EXERCISE OBJECTIVE: Repeat the records below exactly, beginning at the line that contains "Decompose this screenshot" and stopping after the line that contains "hispanic-point xyxy=(415,275,435,295)". Leave the pictures out.

PROVIDED ENTRIES:
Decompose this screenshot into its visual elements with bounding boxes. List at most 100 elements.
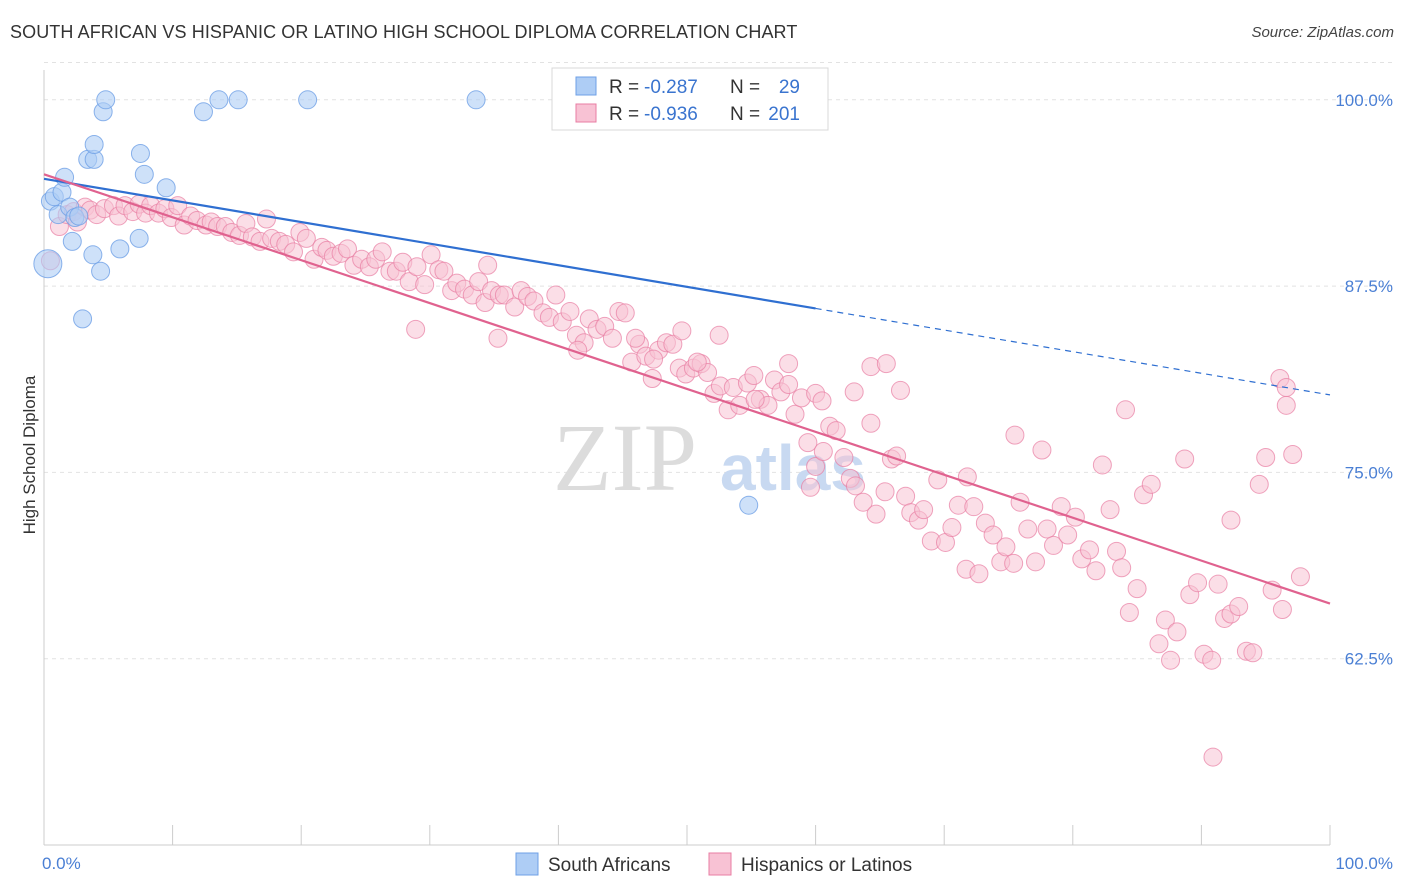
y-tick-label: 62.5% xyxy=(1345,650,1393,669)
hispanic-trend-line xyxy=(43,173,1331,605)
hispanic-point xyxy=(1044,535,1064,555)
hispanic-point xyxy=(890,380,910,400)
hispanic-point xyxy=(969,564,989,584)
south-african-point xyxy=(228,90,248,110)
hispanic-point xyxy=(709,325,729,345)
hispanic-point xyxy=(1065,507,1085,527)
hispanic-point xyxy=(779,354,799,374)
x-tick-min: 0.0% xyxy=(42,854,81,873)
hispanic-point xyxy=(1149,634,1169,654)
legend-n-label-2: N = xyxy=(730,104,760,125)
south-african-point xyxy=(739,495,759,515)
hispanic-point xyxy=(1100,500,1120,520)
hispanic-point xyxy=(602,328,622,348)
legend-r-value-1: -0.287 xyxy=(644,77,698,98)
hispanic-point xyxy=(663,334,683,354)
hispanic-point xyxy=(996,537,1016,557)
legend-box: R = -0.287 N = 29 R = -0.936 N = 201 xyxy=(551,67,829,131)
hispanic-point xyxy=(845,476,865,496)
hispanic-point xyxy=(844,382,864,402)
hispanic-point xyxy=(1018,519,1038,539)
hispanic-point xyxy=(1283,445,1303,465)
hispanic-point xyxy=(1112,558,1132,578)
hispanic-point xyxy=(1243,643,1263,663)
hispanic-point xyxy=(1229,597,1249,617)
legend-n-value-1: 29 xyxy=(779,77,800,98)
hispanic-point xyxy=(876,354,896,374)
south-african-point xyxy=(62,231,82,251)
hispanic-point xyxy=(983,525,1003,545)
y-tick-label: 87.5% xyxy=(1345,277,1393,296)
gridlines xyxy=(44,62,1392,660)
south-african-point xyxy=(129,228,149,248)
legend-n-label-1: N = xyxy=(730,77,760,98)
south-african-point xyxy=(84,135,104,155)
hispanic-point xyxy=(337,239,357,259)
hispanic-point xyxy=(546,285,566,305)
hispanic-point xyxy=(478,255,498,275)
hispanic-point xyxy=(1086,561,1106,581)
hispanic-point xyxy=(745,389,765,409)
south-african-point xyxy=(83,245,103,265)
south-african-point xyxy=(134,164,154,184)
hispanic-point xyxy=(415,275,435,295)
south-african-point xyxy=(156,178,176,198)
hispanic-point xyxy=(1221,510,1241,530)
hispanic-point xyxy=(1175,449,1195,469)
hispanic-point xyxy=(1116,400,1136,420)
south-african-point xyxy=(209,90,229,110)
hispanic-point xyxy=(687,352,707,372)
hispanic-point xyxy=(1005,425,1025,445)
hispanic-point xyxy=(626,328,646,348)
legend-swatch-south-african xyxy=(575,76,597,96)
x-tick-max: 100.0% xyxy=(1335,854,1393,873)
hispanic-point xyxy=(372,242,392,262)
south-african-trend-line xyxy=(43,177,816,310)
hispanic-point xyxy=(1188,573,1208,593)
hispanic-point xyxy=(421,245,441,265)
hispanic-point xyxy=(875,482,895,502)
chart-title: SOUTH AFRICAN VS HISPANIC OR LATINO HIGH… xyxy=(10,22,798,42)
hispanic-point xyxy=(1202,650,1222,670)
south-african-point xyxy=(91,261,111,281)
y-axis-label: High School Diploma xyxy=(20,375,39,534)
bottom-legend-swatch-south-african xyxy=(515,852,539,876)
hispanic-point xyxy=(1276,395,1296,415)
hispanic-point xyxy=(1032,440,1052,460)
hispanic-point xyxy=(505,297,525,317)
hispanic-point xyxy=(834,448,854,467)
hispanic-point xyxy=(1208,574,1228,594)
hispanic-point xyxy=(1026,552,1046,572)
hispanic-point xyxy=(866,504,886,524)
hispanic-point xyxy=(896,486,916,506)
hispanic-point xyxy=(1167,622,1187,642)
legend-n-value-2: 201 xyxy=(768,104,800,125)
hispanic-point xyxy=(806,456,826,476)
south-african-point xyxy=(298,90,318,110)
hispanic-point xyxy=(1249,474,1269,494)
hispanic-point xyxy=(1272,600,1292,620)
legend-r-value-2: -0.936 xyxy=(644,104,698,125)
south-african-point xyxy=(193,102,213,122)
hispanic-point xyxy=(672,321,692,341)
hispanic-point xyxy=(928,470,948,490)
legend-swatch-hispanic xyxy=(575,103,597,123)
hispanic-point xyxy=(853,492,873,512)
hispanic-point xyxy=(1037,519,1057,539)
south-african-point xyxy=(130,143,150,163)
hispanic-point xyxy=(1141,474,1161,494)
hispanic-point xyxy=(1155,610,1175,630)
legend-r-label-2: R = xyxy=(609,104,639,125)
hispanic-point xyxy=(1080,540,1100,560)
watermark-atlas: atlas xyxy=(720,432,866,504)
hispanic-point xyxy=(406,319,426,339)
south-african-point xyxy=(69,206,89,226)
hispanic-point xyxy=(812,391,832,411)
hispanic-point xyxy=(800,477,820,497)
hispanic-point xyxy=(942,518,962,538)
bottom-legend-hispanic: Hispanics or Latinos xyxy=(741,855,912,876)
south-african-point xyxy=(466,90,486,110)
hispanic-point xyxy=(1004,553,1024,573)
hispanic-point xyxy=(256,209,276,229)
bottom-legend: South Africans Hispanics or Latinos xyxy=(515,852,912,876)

* * *

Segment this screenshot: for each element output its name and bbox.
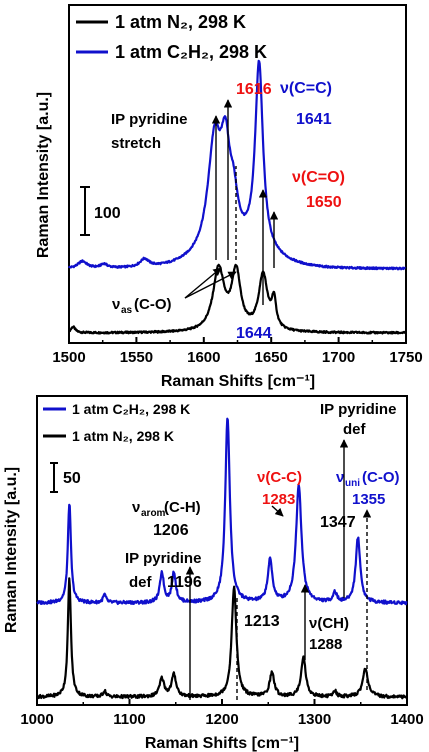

...

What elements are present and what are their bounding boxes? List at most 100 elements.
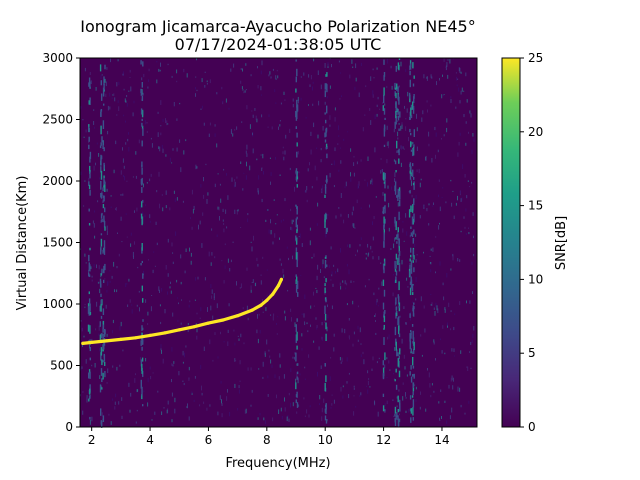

ANSWER FOR THE TASK:
Decompose this screenshot into its visual elements with bounding boxes. List at most 100 elements.
y-tick-label: 62.5% xyxy=(1345,650,1393,669)
hispanic-trend-line xyxy=(43,173,1331,605)
hispanic-point xyxy=(1044,535,1064,555)
hispanic-point xyxy=(890,380,910,400)
hispanic-point xyxy=(969,564,989,584)
south-african-point xyxy=(228,90,248,110)
hispanic-point xyxy=(709,325,729,345)
hispanic-point xyxy=(1065,507,1085,527)
hispanic-point xyxy=(779,354,799,374)
x-tick-min: 0.0% xyxy=(42,854,81,873)
hispanic-point xyxy=(1149,634,1169,654)
legend-n-label-2: N = xyxy=(730,104,760,125)
south-african-point xyxy=(739,495,759,515)
hispanic-point xyxy=(1100,500,1120,520)
hispanic-point xyxy=(602,328,622,348)
legend-r-value-1: -0.287 xyxy=(644,77,698,98)
hispanic-point xyxy=(663,334,683,354)
hispanic-point xyxy=(996,537,1016,557)
legend-box: R = -0.287 N = 29 R = -0.936 N = 201 xyxy=(551,67,829,131)
hispanic-point xyxy=(845,476,865,496)
hispanic-point xyxy=(844,382,864,402)
hispanic-point xyxy=(1018,519,1038,539)
hispanic-point xyxy=(1283,445,1303,465)
hispanic-point xyxy=(1112,558,1132,578)
hispanic-point xyxy=(1243,643,1263,663)
hispanic-point xyxy=(1229,597,1249,617)
legend-n-value-1: 29 xyxy=(779,77,800,98)
hispanic-point xyxy=(876,354,896,374)
south-african-point xyxy=(62,231,82,251)
hispanic-point xyxy=(983,525,1003,545)
y-tick-label: 87.5% xyxy=(1345,277,1393,296)
gridlines xyxy=(44,62,1392,660)
south-african-point xyxy=(129,228,149,248)
legend-n-label-1: N = xyxy=(730,77,760,98)
south-african-point xyxy=(84,135,104,155)
hispanic-point xyxy=(337,239,357,259)
hispanic-point xyxy=(546,285,566,305)
hispanic-point xyxy=(478,255,498,275)
hispanic-point xyxy=(1086,561,1106,581)
hispanic-point xyxy=(745,389,765,409)
south-african-point xyxy=(83,245,103,265)
south-african-point xyxy=(134,164,154,184)
hispanic-point xyxy=(415,275,435,295)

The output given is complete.